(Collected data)
○ ○ ○ ○ ○
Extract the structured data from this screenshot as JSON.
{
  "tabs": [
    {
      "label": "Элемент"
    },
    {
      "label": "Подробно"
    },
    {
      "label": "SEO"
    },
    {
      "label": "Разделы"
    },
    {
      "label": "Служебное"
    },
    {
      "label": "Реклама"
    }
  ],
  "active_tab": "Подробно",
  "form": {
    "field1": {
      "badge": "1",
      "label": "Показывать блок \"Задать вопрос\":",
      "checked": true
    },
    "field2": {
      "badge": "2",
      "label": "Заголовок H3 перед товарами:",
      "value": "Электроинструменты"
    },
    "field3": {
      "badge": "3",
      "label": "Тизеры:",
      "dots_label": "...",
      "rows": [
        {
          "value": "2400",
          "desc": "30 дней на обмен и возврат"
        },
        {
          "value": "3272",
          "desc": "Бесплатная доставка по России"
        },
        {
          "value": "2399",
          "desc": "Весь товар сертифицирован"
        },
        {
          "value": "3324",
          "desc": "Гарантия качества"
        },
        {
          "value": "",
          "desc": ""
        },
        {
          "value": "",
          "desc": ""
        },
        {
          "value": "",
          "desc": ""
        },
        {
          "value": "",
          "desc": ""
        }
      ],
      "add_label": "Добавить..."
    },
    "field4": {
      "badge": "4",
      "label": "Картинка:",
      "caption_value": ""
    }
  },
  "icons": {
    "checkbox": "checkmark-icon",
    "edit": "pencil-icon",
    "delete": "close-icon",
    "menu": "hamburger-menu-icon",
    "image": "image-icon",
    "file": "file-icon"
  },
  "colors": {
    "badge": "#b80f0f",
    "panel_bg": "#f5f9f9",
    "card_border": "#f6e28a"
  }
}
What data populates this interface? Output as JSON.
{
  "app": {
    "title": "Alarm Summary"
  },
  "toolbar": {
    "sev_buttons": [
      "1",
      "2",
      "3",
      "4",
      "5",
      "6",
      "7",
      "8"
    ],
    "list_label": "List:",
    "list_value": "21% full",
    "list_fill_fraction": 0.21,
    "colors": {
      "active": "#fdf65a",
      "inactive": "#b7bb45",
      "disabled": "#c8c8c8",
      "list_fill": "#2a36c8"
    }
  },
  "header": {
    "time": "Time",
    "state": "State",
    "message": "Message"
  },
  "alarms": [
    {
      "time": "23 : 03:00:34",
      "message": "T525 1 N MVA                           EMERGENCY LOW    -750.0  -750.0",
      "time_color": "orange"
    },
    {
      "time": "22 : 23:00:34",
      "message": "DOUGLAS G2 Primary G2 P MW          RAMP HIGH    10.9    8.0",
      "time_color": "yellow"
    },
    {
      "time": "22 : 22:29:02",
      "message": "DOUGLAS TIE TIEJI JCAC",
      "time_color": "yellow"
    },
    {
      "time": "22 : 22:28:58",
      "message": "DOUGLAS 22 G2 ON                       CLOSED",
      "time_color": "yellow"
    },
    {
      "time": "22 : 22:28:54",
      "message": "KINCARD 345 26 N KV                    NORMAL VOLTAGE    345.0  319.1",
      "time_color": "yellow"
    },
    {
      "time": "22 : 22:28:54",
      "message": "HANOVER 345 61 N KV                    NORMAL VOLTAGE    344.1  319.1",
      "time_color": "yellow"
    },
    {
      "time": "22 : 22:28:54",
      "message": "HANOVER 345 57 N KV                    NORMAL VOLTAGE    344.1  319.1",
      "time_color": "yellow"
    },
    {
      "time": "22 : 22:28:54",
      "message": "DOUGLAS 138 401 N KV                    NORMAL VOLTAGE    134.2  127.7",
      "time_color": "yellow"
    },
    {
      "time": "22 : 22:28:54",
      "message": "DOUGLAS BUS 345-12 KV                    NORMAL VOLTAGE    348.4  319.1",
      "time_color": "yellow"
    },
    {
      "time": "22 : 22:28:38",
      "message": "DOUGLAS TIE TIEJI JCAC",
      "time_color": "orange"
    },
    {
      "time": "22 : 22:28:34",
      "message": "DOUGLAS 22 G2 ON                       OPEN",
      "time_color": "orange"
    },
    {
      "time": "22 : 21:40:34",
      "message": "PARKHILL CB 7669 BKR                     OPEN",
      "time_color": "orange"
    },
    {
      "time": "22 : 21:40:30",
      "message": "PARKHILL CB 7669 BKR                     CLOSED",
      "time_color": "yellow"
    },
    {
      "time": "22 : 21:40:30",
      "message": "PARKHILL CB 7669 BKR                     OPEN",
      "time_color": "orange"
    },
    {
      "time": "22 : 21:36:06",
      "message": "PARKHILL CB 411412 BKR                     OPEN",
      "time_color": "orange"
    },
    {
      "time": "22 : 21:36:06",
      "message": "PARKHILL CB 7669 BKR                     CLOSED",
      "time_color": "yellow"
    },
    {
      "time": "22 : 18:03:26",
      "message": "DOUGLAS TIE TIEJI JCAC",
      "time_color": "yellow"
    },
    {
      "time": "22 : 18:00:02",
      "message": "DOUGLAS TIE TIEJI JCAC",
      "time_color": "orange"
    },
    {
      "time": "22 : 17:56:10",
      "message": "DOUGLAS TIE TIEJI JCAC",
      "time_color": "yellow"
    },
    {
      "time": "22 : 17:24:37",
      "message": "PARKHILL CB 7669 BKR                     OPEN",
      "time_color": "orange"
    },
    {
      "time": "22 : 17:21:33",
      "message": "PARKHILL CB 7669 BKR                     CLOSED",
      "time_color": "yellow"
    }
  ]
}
○ ○ ○ ○ ○
Copy all of the data exactly.

Extract the structured data from this screenshot as JSON.
{
  "tabs": [
    {
      "label": "Элемент"
    },
    {
      "label": "Подробно"
    },
    {
      "label": "SEO"
    },
    {
      "label": "Разделы"
    },
    {
      "label": "Служебное"
    },
    {
      "label": "Реклама"
    }
  ],
  "active_tab": "Подробно",
  "form": {
    "field1": {
      "badge": "1",
      "label": "Показывать блок \"Задать вопрос\":",
      "checked": true
    },
    "field2": {
      "badge": "2",
      "label": "Заголовок H3 перед товарами:",
      "value": "Электроинструменты"
    },
    "field3": {
      "badge": "3",
      "label": "Тизеры:",
      "dots_label": "...",
      "rows": [
        {
          "value": "2400",
          "desc": "30 дней на обмен и возврат"
        },
        {
          "value": "3272",
          "desc": "Бесплатная доставка по России"
        },
        {
          "value": "2399",
          "desc": "Весь товар сертифицирован"
        },
        {
          "value": "3324",
          "desc": "Гарантия качества"
        },
        {
          "value": "",
          "desc": ""
        },
        {
          "value": "",
          "desc": ""
        },
        {
          "value": "",
          "desc": ""
        },
        {
          "value": "",
          "desc": ""
        }
      ],
      "add_label": "Добавить..."
    },
    "field4": {
      "badge": "4",
      "label": "Картинка:",
      "caption_value": ""
    }
  },
  "icons": {
    "checkbox": "checkmark-icon",
    "edit": "pencil-icon",
    "delete": "close-icon",
    "menu": "hamburger-menu-icon",
    "image": "image-icon",
    "file": "file-icon"
  },
  "colors": {
    "badge": "#b80f0f",
    "panel_bg": "#f5f9f9",
    "card_border": "#f6e28a"
  }
}
What data populates this interface? Output as JSON.
{
  "app": {
    "title": "Alarm Summary"
  },
  "toolbar": {
    "sev_buttons": [
      "1",
      "2",
      "3",
      "4",
      "5",
      "6",
      "7",
      "8"
    ],
    "list_label": "List:",
    "list_value": "21% full",
    "list_fill_fraction": 0.21,
    "colors": {
      "active": "#fdf65a",
      "inactive": "#b7bb45",
      "disabled": "#c8c8c8",
      "list_fill": "#2a36c8"
    }
  },
  "header": {
    "time": "Time",
    "state": "State",
    "message": "Message"
  },
  "alarms": [
    {
      "time": "23 : 03:00:34",
      "message": "T525 1 N MVA                           EMERGENCY LOW    -750.0  -750.0",
      "time_color": "orange"
    },
    {
      "time": "22 : 23:00:34",
      "message": "DOUGLAS G2 Primary G2 P MW          RAMP HIGH    10.9    8.0",
      "time_color": "yellow"
    },
    {
      "time": "22 : 22:29:02",
      "message": "DOUGLAS TIE TIEJI JCAC",
      "time_color": "yellow"
    },
    {
      "time": "22 : 22:28:58",
      "message": "DOUGLAS 22 G2 ON                       CLOSED",
      "time_color": "yellow"
    },
    {
      "time": "22 : 22:28:54",
      "message": "KINCARD 345 26 N KV                    NORMAL VOLTAGE    345.0  319.1",
      "time_color": "yellow"
    },
    {
      "time": "22 : 22:28:54",
      "message": "HANOVER 345 61 N KV                    NORMAL VOLTAGE    344.1  319.1",
      "time_color": "yellow"
    },
    {
      "time": "22 : 22:28:54",
      "message": "HANOVER 345 57 N KV                    NORMAL VOLTAGE    344.1  319.1",
      "time_color": "yellow"
    },
    {
      "time": "22 : 22:28:54",
      "message": "DOUGLAS 138 401 N KV                    NORMAL VOLTAGE    134.2  127.7",
      "time_color": "yellow"
    },
    {
      "time": "22 : 22:28:54",
      "message": "DOUGLAS BUS 345-12 KV                    NORMAL VOLTAGE    348.4  319.1",
      "time_color": "yellow"
    },
    {
      "time": "22 : 22:28:38",
      "message": "DOUGLAS TIE TIEJI JCAC",
      "time_color": "orange"
    },
    {
      "time": "22 : 22:28:34",
      "message": "DOUGLAS 22 G2 ON                       OPEN",
      "time_color": "orange"
    },
    {
      "time": "22 : 21:40:34",
      "message": "PARKHILL CB 7669 BKR                     OPEN",
      "time_color": "orange"
    },
    {
      "time": "22 : 21:40:30",
      "message": "PARKHILL CB 7669 BKR                     CLOSED",
      "time_color": "yellow"
    },
    {
      "time": "22 : 21:40:30",
      "message": "PARKHILL CB 7669 BKR                     OPEN",
      "time_color": "orange"
    },
    {
      "time": "22 : 21:36:06",
      "message": "PARKHILL CB 411412 BKR                     OPEN",
      "time_color": "orange"
    },
    {
      "time": "22 : 21:36:06",
      "message": "PARKHILL CB 7669 BKR                     CLOSED",
      "time_color": "yellow"
    },
    {
      "time": "22 : 18:03:26",
      "message": "DOUGLAS TIE TIEJI JCAC",
      "time_color": "yellow"
    },
    {
      "time": "22 : 18:00:02",
      "message": "DOUGLAS TIE TIEJI JCAC",
      "time_color": "orange"
    },
    {
      "time": "22 : 17:56:10",
      "message": "DOUGLAS TIE TIEJI JCAC",
      "time_color": "yellow"
    },
    {
      "time": "22 : 17:24:37",
      "message": "PARKHILL CB 7669 BKR                     OPEN",
      "time_color": "orange"
    },
    {
      "time": "22 : 17:21:33",
      "message": "PARKHILL CB 7669 BKR                     CLOSED",
      "time_color": "yellow"
    }
  ]
}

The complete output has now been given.